• [Problem]
Copy out, character for character, the lines in the records from the one containing "triangle-point: [667, 195, 689, 216]" through the one containing "diamond-point: [573, 338, 591, 359]", both included.

• [Task data]
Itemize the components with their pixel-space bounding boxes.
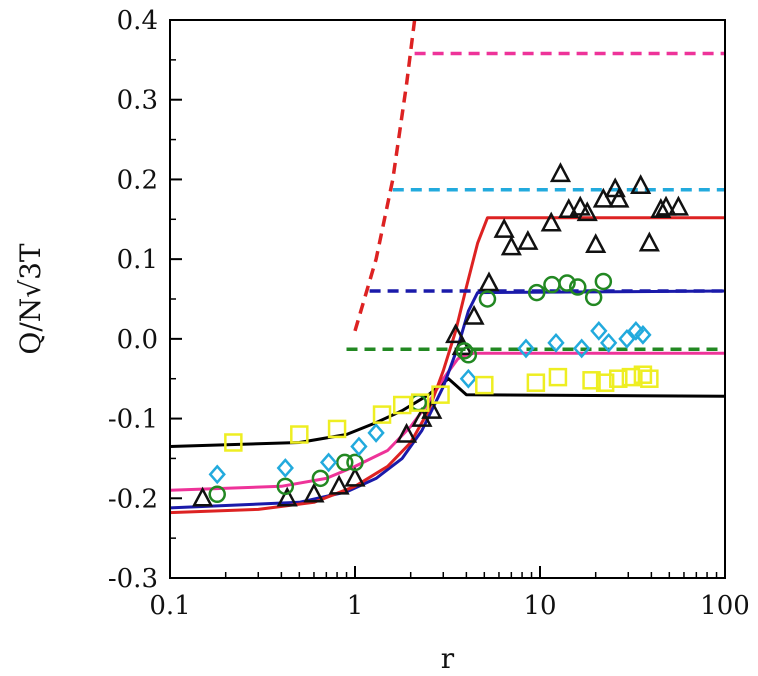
triangle-point: [667, 195, 689, 216]
triangle-point: [558, 198, 580, 218]
diamond-point: [367, 423, 385, 443]
x-axis-ticks: 0.1 1 10 100: [149, 566, 750, 621]
y-axis-ticks: -0.3 -0.2 -0.1 0.0 0.1 0.2 0.3 0.4: [108, 6, 182, 594]
y-tick-label: -0.1: [108, 405, 158, 435]
diamond-point: [634, 324, 652, 345]
diamond-point: [208, 464, 226, 485]
triangle-point: [638, 231, 660, 252]
diamond-point: [573, 338, 591, 359]
circle-point: [346, 453, 364, 472]
diamond-point: [350, 436, 368, 457]
plot-area: [169, 19, 726, 515]
triangle-point: [276, 486, 298, 507]
square-point: [431, 385, 450, 404]
square-point: [582, 371, 601, 390]
triangle-point: [500, 235, 522, 256]
diamond-point: [319, 452, 338, 473]
triangle-point: [463, 304, 485, 325]
square-point: [372, 405, 392, 424]
square-point: [392, 395, 412, 415]
triangle-point: [540, 211, 562, 232]
diamond-point: [517, 338, 535, 359]
triangle-point: [655, 195, 677, 216]
square-point: [595, 373, 615, 392]
y-tick-label: 0.3: [117, 86, 158, 116]
triangle-point: [328, 474, 350, 495]
diamond-point: [599, 332, 618, 353]
y-tick-label: 0.2: [117, 165, 158, 195]
circle-point: [478, 290, 497, 308]
triangle-point: [650, 198, 672, 218]
circle-point: [276, 477, 295, 496]
triangle-point: [608, 187, 630, 208]
circle-point: [569, 278, 587, 296]
x-tick-label: 1: [347, 591, 364, 621]
y-tick-label: 0.0: [117, 325, 158, 355]
square-point: [609, 369, 628, 388]
x-tick-label: 100: [700, 591, 750, 621]
square-point: [526, 373, 546, 392]
square-point: [475, 375, 494, 395]
triangle-point: [549, 162, 572, 183]
diamond-point: [590, 320, 608, 341]
circle-point: [455, 342, 474, 360]
triangle-point: [569, 195, 591, 216]
diamond-point: [459, 368, 478, 389]
triangle-point: [478, 271, 500, 292]
triangle-point: [585, 233, 607, 254]
y-tick-label: -0.3: [108, 564, 158, 594]
circle-point: [208, 485, 226, 504]
circle-point: [527, 283, 546, 302]
triangle-point: [592, 187, 614, 208]
triangle-point: [395, 422, 418, 443]
circle-point: [311, 469, 330, 488]
triangle-point: [493, 217, 515, 238]
circle-point: [459, 346, 478, 364]
y-tick-label: 0.4: [117, 6, 158, 36]
diamond-point: [276, 458, 294, 478]
triangle-point: [191, 486, 214, 507]
square-point: [640, 369, 659, 388]
curve-solid-3: [169, 216, 725, 515]
y-axis-label: Q/N√3T: [14, 243, 47, 355]
y-tick-label: 0.1: [117, 245, 158, 275]
diamond-point: [547, 332, 565, 353]
triangle-point: [303, 482, 325, 503]
triangle-point: [630, 174, 652, 195]
diamond-point: [618, 328, 636, 349]
square-point: [224, 433, 243, 452]
square-point: [621, 367, 641, 387]
x-axis-label: r: [441, 642, 455, 675]
curve-dashed-8: [353, 19, 417, 332]
curve-solid-0: [169, 377, 726, 448]
square-point: [290, 425, 309, 444]
circle-point: [584, 288, 603, 307]
circle-point: [594, 272, 613, 291]
square-point: [410, 393, 430, 412]
triangle-point: [344, 466, 366, 487]
square-point: [548, 367, 568, 387]
square-point: [327, 419, 347, 439]
triangle-point: [576, 201, 598, 222]
triangle-point: [445, 323, 467, 344]
x-tick-label: 0.1: [149, 591, 190, 621]
triangle-point: [517, 229, 539, 250]
square-point: [633, 365, 653, 384]
plot-frame: [169, 19, 726, 579]
y-tick-label: -0.2: [108, 484, 158, 514]
circle-point: [558, 274, 576, 292]
x-tick-label: 10: [523, 591, 556, 621]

• [Solution to the problem]
triangle-point: [667, 195, 689, 216]
triangle-point: [558, 198, 580, 218]
diamond-point: [367, 423, 385, 443]
x-axis-ticks: 0.1 1 10 100: [149, 566, 750, 621]
y-axis-ticks: -0.3 -0.2 -0.1 0.0 0.1 0.2 0.3 0.4: [108, 6, 182, 594]
y-tick-label: -0.1: [108, 405, 158, 435]
diamond-point: [634, 324, 652, 345]
diamond-point: [208, 464, 226, 485]
triangle-point: [638, 231, 660, 252]
diamond-point: [573, 338, 591, 359]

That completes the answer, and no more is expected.